» **Excerpted passage**:
Abstract

To the Editor
Osmotic demyelination syndrome (ODS) arises due to osmotic shifts affecting oligodendrocytes and is associated with rapid correction of chronic hyponatremia (Sheikh et al., 2018; Singh et al., 2014). Numerous neurological and psychiatric sequelae can result from ODS, depending on the location of lesions that are typically identified using magnetic resonance imaging (MRI). Cotard syndrome is marked by nihilistic delusions and has not been reported in association with ODS (Ramirez-Bermudez et al., 2010).
We describe a case of a 46-year-old Caucasian female who presented with ataxia, confusion and nihilistic delusions 6 weeks after an index presentation with confusion, hypovolemia, expressive dysphasia and upper limb ataxia, attributed to hypovolemic hyponatraemia.
The patient’s medical history included mild childhood intellectual disability and epilepsy, hypertension, chronic kidney disease and asthma. Her medications included carbamazepine, hydrochlorothiazide and fluticasone/salmeterol.

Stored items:
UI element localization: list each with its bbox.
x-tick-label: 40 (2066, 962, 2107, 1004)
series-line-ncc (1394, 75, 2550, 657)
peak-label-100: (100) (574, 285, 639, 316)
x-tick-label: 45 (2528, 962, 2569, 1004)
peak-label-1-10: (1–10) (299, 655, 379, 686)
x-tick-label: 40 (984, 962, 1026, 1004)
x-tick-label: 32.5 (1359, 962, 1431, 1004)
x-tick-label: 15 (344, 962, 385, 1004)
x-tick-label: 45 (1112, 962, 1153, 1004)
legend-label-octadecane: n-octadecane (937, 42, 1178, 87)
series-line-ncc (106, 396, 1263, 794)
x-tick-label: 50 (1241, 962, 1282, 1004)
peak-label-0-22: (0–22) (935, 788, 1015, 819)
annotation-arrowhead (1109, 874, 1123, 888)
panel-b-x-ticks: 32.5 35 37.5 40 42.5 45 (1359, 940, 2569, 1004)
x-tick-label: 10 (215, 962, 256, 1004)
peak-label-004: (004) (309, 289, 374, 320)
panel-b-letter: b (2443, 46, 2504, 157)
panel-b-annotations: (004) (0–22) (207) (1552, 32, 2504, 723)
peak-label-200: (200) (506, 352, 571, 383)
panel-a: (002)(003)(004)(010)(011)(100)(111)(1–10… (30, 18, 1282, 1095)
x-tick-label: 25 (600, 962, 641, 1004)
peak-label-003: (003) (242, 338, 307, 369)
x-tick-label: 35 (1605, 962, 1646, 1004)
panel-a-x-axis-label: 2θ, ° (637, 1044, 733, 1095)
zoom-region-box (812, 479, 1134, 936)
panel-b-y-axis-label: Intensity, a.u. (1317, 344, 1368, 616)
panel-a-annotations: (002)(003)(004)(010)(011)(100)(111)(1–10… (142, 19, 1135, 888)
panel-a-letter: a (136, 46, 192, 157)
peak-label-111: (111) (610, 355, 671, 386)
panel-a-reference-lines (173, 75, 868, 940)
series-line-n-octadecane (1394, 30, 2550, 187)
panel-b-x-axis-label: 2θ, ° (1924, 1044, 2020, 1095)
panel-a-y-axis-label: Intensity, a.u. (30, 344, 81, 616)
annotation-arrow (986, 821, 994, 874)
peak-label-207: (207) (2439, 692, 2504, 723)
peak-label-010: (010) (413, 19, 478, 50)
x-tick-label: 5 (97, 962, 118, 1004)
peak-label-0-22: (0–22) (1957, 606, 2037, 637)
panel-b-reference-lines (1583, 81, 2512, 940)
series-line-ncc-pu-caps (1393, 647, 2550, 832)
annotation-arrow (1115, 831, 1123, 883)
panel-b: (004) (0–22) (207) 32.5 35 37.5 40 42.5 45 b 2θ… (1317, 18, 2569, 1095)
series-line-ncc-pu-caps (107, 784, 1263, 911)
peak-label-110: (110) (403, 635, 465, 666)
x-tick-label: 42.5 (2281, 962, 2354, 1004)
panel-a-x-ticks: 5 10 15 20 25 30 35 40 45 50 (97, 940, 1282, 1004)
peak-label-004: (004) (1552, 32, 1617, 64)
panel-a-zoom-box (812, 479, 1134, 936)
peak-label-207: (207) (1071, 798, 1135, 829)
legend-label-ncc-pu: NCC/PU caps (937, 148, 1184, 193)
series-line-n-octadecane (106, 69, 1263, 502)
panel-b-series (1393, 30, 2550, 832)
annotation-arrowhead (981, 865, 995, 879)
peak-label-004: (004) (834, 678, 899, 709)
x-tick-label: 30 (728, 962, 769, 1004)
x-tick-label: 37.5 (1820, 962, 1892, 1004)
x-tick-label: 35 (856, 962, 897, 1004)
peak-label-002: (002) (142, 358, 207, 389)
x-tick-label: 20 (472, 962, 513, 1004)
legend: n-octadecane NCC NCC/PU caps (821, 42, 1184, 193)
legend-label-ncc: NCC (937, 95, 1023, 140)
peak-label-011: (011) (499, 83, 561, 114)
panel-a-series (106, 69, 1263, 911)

» **Task list**:
1 - Which medications was the patient taking, according to the letter on osmotic demyelination syndrome?
2 - Pick up the letter on osmotic demyelination syndrome where it stops and write the next part.

» **Responses by task**:
1 - Carbamazepine, hydrochlorothiazide and fluticasone/salmeterol.

2 -
The index presentation was precipitated by bizarre dietary changes over the preceding 4 months, consisting predominantly of vegan meals and diet ‘shakes’. Her oral intake precipitously decreased secondary to unfounded fears regarding renal function. Neurological examination demonstrated right horizontal nystagmus, left sided upper limb and bilateral lower limb ataxia. Investigations demonstrated a serum sodium of 115 mmol/L consistent with hypovolemic hyponatremia. She was managed with intravenous normal saline in which her sodium increased from 115 to 125 mmol/L over the next 24 hours. A non-contrast MRI brain demonstrated no cause for her ataxia. Her clinical neurological status improved and she was discharged.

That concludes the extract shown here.